§ **What is required**:
Please output the rows in the stretch from the line containing "marker-triangle — [284, 253, 298, 266]" through the line containing "y-tick-label: 1.0 — [51, 77, 67, 97]" as a JSON list of strings, one string per line, with blank lines omitted.

§ **Given records**:

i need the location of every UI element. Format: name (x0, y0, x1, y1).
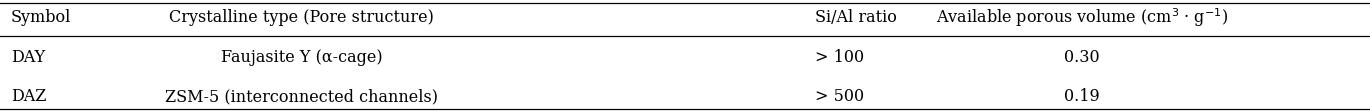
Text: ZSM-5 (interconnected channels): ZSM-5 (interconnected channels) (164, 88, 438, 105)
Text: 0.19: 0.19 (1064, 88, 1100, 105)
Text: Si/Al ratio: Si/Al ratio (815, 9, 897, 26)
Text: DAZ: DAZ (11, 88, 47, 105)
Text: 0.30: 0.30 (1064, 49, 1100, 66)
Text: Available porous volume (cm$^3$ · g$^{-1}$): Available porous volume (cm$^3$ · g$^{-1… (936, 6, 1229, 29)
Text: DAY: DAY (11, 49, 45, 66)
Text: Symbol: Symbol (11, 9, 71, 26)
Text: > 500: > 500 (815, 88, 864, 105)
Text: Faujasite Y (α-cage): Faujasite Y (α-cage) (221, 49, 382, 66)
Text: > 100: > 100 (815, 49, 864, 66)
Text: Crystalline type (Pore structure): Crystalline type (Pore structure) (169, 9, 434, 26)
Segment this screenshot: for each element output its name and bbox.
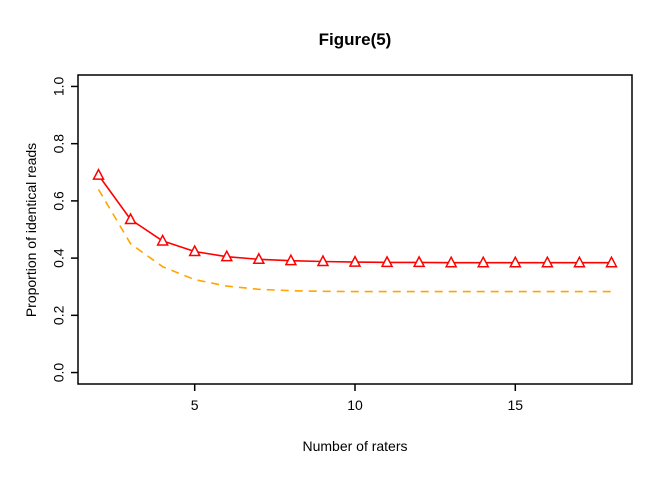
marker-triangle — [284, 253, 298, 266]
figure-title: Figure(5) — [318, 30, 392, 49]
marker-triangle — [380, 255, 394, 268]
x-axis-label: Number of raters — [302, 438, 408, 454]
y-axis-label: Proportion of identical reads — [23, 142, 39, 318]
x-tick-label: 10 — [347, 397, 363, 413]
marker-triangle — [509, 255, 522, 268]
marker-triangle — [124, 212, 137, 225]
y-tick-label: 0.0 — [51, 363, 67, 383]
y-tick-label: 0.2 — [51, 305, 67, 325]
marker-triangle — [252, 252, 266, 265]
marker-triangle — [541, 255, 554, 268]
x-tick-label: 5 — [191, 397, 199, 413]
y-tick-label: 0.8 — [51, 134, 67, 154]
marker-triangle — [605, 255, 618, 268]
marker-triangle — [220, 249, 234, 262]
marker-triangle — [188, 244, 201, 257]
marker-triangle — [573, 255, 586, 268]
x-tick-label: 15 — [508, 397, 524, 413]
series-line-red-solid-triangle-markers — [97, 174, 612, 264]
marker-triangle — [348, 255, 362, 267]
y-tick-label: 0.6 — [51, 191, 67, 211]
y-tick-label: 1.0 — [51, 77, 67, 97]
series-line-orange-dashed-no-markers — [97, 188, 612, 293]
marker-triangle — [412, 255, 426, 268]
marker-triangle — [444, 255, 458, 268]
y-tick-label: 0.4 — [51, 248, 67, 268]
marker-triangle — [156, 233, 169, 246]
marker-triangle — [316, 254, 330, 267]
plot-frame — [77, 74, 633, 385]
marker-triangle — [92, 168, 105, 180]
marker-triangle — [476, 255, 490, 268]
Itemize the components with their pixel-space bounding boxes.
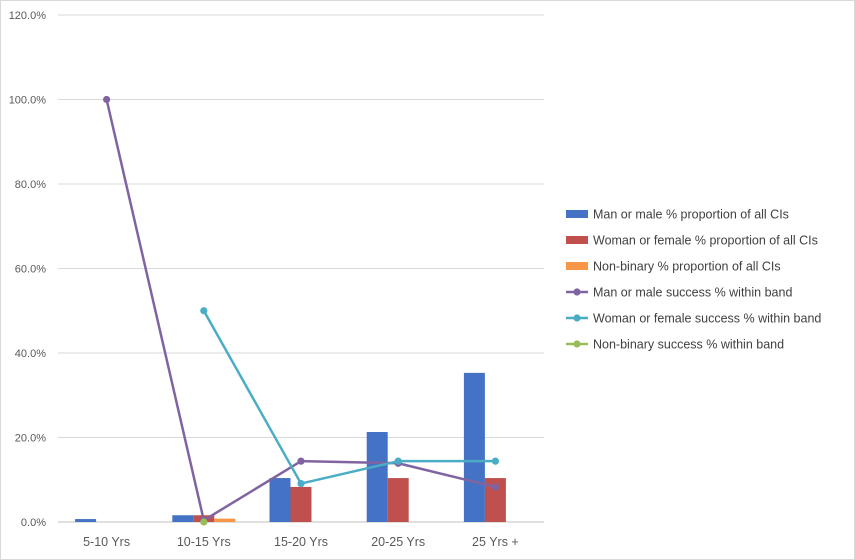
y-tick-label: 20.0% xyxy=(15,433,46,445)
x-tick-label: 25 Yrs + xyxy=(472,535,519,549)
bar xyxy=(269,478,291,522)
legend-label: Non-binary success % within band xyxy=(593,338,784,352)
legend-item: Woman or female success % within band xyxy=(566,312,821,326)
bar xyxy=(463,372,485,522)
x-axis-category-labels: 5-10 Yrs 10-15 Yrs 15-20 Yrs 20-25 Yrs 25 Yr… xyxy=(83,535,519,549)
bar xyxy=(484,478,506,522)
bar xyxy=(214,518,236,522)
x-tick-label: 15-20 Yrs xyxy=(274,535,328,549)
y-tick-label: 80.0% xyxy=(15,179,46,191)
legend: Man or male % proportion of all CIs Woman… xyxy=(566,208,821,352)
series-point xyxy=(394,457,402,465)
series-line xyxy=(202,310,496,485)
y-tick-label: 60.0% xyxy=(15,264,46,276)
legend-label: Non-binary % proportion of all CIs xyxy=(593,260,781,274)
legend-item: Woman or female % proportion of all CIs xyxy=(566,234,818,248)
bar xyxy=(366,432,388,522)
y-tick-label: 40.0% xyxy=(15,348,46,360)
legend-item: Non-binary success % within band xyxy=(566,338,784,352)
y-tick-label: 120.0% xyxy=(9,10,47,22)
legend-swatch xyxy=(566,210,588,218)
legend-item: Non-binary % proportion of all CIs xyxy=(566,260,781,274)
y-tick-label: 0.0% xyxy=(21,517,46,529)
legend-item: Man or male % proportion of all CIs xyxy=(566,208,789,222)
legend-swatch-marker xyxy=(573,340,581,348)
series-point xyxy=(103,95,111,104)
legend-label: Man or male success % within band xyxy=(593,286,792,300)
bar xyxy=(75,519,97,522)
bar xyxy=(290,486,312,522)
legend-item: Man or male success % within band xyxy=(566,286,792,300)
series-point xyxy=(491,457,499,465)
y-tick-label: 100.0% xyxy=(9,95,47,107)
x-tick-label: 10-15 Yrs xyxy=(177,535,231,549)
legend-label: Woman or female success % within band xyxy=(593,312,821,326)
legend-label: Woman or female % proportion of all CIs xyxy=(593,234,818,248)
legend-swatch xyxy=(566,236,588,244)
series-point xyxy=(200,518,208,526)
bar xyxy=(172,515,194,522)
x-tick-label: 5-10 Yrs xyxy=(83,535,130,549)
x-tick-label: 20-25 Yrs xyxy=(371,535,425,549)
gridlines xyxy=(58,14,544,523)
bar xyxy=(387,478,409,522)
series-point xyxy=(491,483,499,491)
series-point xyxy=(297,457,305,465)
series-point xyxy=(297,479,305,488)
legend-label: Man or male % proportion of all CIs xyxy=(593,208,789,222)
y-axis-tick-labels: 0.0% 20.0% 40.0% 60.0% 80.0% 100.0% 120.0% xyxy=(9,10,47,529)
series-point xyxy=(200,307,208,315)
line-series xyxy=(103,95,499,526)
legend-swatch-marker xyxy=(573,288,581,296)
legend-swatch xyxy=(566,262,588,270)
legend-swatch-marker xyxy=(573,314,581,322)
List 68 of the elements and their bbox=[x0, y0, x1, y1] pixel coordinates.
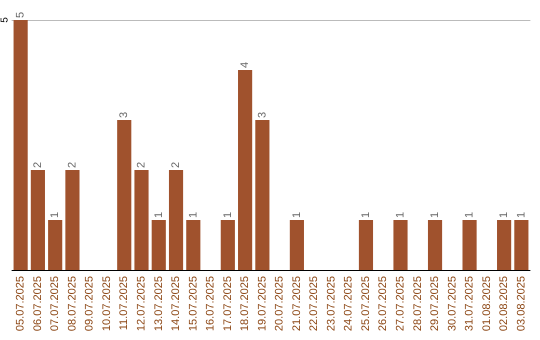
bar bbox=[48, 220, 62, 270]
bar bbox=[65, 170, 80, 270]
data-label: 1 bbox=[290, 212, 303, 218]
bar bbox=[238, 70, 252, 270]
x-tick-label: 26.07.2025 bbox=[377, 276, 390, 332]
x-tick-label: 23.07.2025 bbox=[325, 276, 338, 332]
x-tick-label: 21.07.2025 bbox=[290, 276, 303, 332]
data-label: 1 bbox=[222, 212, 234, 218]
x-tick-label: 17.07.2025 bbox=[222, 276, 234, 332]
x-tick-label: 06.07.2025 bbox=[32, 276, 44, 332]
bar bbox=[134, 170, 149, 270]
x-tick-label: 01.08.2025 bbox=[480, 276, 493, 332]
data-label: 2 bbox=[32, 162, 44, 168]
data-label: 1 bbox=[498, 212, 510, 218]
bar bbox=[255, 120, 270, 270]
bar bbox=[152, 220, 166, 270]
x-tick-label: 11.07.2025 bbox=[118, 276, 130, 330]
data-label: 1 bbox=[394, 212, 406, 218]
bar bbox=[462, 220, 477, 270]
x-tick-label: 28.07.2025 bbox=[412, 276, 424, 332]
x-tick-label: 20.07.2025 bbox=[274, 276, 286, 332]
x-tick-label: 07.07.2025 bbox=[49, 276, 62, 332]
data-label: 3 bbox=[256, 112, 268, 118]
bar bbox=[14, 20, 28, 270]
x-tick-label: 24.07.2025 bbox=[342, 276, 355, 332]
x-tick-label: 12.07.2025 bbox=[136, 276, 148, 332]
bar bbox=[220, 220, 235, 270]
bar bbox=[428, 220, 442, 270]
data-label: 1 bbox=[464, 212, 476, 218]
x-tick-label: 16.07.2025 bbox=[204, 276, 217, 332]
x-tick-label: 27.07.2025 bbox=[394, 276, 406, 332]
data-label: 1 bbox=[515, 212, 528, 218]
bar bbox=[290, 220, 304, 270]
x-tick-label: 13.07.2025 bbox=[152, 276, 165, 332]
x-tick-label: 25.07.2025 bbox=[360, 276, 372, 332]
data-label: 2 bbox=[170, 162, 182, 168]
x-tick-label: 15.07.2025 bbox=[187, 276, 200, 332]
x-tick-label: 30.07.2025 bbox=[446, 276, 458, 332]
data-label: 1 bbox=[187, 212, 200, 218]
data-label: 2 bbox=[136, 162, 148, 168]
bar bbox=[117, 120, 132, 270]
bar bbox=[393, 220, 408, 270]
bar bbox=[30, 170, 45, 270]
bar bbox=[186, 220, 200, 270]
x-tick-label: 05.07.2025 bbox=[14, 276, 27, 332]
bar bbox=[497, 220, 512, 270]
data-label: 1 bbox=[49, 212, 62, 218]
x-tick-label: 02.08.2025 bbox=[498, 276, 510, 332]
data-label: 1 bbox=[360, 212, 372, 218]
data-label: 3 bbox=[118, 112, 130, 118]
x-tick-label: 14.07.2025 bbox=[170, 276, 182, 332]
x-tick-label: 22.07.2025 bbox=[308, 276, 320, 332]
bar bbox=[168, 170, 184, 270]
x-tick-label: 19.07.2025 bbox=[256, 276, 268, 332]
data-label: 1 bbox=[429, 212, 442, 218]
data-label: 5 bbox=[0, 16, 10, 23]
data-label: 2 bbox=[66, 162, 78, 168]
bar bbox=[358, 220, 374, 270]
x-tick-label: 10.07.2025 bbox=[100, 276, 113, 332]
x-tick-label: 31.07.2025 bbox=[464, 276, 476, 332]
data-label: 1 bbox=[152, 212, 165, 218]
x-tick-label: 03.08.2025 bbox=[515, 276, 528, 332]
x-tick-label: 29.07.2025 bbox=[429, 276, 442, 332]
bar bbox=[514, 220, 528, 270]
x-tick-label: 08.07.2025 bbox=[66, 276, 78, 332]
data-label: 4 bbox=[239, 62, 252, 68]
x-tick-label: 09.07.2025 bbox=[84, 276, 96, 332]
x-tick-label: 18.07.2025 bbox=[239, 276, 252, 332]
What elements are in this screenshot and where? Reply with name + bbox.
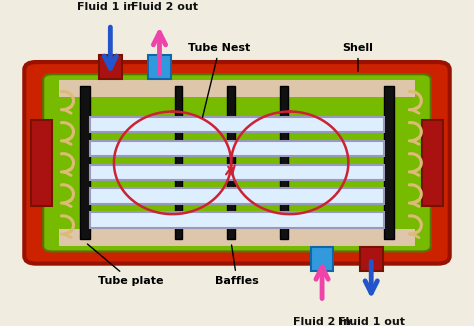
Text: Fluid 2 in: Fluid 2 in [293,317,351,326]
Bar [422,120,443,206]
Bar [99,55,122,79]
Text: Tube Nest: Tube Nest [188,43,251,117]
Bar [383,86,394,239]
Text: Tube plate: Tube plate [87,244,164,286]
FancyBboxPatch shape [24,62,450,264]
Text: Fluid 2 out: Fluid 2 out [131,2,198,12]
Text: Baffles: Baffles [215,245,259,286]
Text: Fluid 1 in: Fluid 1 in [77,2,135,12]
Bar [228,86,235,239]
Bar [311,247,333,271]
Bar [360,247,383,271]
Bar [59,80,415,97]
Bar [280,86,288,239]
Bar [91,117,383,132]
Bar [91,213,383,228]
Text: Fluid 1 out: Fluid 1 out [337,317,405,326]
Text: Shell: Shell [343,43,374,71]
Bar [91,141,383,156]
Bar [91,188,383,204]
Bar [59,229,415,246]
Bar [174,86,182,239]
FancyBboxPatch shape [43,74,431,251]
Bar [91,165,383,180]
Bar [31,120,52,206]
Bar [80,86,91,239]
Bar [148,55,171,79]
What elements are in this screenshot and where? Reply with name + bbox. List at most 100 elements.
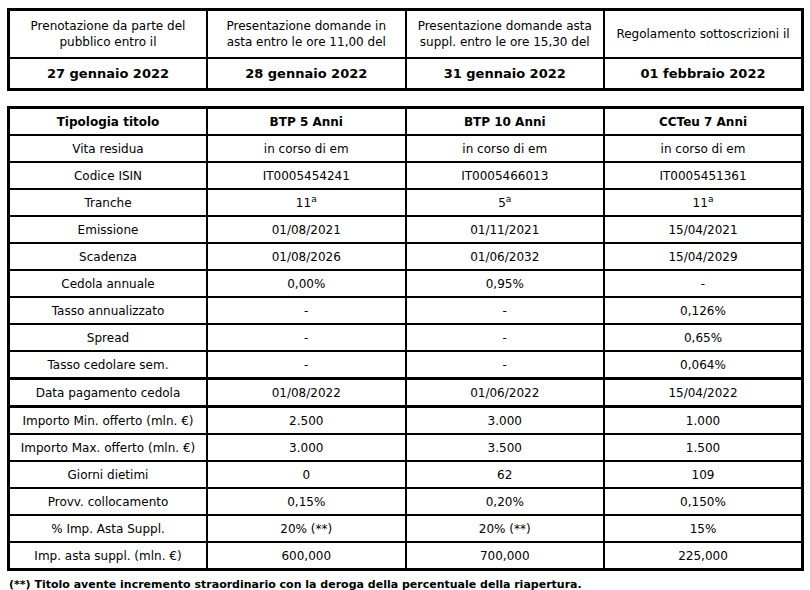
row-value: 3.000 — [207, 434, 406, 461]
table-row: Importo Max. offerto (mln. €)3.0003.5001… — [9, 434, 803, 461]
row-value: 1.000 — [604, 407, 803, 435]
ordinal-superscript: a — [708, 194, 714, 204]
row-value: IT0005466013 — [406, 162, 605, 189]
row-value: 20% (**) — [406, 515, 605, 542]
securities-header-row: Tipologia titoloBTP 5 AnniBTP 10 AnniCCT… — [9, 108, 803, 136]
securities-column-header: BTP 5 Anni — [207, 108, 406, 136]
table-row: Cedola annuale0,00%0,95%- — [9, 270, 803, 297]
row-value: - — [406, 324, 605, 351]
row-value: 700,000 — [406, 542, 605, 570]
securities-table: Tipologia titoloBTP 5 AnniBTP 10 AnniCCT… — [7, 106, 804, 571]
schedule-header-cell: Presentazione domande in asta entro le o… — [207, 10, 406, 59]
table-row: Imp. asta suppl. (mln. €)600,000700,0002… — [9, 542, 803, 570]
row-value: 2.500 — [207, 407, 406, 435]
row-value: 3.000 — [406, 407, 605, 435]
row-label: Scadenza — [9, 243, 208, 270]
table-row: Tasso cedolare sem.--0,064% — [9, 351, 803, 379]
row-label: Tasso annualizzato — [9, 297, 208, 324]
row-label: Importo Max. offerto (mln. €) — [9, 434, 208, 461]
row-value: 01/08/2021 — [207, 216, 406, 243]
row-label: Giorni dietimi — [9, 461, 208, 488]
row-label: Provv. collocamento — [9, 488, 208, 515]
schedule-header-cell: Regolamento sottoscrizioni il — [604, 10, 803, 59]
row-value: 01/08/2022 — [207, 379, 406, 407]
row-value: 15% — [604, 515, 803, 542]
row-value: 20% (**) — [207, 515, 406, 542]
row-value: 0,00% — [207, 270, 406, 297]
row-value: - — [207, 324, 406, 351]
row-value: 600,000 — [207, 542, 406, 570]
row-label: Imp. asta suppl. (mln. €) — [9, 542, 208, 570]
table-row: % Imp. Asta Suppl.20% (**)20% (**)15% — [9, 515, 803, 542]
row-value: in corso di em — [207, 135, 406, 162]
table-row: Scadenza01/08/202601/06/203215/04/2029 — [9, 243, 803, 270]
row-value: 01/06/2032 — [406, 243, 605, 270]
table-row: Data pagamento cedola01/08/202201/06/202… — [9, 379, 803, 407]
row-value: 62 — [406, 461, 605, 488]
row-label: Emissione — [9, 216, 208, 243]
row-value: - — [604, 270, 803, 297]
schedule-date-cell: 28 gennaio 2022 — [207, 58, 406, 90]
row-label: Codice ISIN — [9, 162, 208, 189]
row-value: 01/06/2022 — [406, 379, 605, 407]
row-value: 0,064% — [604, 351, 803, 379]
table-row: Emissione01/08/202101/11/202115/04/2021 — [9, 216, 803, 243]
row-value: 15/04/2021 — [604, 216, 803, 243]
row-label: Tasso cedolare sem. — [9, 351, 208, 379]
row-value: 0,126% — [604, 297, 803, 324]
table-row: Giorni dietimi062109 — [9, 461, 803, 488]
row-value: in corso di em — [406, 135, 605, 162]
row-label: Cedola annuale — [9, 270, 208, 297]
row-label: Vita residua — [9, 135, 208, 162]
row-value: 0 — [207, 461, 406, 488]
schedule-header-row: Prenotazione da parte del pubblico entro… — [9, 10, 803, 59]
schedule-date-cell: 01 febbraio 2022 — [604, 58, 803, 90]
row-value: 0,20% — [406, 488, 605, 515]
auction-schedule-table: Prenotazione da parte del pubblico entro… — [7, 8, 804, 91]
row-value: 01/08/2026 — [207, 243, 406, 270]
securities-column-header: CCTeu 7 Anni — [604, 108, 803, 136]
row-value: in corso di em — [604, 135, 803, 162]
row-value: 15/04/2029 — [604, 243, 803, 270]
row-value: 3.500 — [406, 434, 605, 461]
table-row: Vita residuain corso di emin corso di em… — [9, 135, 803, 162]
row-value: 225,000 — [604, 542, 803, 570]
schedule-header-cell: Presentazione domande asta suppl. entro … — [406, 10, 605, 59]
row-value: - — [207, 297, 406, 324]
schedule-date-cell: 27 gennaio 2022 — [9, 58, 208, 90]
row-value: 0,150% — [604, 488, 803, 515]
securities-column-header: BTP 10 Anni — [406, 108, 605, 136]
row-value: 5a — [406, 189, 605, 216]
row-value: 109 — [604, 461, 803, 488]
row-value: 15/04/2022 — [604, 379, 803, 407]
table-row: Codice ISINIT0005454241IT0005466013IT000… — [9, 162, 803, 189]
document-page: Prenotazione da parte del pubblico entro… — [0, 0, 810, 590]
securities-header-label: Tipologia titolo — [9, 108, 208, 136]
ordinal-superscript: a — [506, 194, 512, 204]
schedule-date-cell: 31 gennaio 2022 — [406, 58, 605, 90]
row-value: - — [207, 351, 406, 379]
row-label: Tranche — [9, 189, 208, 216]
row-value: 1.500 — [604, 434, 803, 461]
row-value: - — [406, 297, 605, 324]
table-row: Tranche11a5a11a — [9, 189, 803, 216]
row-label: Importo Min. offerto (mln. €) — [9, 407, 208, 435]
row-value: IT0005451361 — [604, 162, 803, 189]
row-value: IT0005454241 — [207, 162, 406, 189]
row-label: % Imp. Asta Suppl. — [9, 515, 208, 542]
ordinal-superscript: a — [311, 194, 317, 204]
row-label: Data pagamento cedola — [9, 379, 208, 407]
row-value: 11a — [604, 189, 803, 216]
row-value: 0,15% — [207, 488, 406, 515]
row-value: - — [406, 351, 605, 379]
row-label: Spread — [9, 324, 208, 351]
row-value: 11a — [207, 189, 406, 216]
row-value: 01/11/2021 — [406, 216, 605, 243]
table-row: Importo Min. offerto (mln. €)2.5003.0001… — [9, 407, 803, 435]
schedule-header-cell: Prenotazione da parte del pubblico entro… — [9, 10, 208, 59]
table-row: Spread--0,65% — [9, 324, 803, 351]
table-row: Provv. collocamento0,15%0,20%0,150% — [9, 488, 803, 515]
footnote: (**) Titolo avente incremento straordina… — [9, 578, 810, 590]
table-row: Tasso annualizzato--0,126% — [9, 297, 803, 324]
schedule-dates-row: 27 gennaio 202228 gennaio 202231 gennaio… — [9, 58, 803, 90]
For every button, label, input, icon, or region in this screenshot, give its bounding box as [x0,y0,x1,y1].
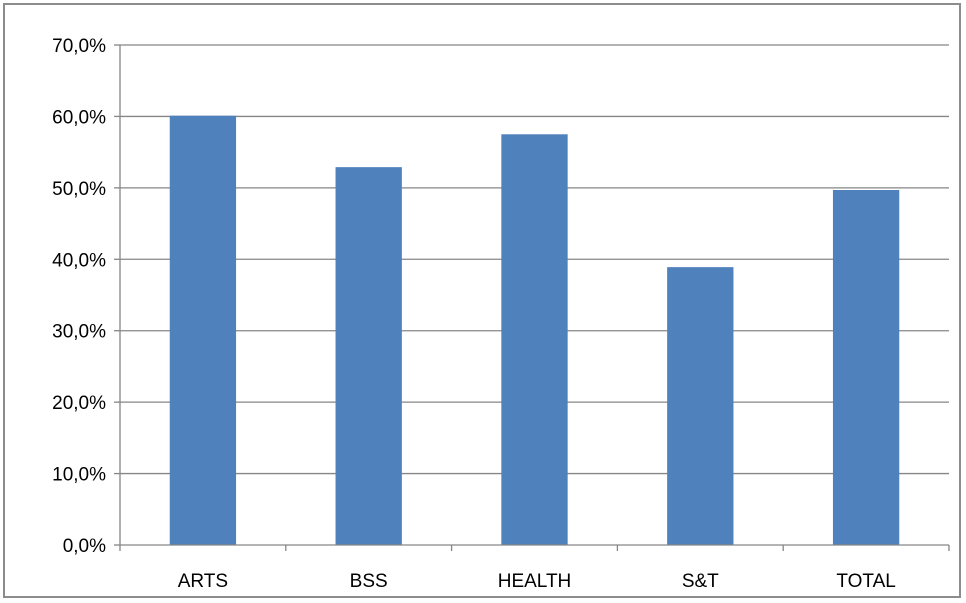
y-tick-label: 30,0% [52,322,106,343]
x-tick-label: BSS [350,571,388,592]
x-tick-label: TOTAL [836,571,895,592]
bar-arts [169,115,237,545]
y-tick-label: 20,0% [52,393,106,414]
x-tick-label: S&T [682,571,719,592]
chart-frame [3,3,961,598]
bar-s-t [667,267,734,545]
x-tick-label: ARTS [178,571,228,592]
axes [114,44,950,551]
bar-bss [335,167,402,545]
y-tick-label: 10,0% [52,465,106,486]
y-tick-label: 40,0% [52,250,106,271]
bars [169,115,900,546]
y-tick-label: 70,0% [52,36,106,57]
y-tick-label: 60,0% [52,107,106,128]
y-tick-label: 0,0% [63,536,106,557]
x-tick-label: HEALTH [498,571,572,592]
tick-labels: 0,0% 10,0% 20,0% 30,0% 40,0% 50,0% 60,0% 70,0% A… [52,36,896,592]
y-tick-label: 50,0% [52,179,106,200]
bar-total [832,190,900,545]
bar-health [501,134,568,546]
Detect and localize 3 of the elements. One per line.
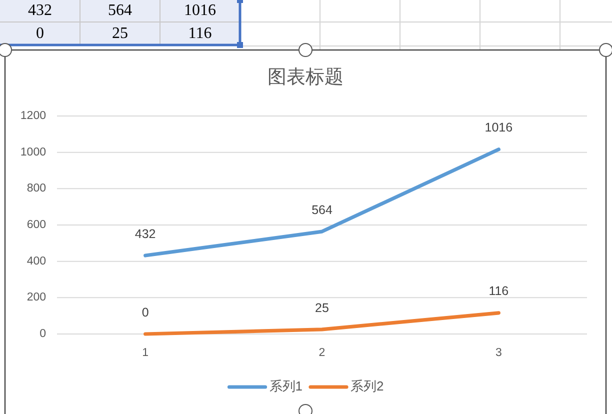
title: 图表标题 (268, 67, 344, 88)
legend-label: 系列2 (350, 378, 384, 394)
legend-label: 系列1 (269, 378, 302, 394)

§ **Exercise solution**:
[
  "marker-triangle — [284, 253, 298, 266]",
  "figure-title: Figure(5) — [318, 30, 392, 49]",
  "marker-triangle — [380, 255, 394, 268]",
  "x-axis-label: Number of raters — [302, 438, 408, 454]",
  "y-axis-label: Proportion of identical reads — [23, 142, 39, 318]",
  "x-tick-label: 10 — [347, 397, 363, 413]",
  "marker-triangle — [509, 255, 522, 268]",
  "marker-triangle — [124, 212, 137, 225]",
  "y-tick-label: 0.0 — [51, 363, 67, 383]",
  "y-tick-label: 0.2 — [51, 305, 67, 325]",
  "marker-triangle — [252, 252, 266, 265]",
  "marker-triangle — [541, 255, 554, 268]",
  "x-tick-label: 5 — [191, 397, 199, 413]",
  "y-tick-label: 0.8 — [51, 134, 67, 154]",
  "marker-triangle — [605, 255, 618, 268]",
  "marker-triangle — [220, 249, 234, 262]",
  "marker-triangle — [188, 244, 201, 257]",
  "marker-triangle — [573, 255, 586, 268]",
  "x-tick-label: 15 — [508, 397, 524, 413]",
  "series-line-red-solid-triangle-markers — [97, 174, 612, 264]",
  "marker-triangle — [348, 255, 362, 267]",
  "y-tick-label: 0.6 — [51, 191, 67, 211]",
  "y-tick-label: 1.0 — [51, 77, 67, 97]"
]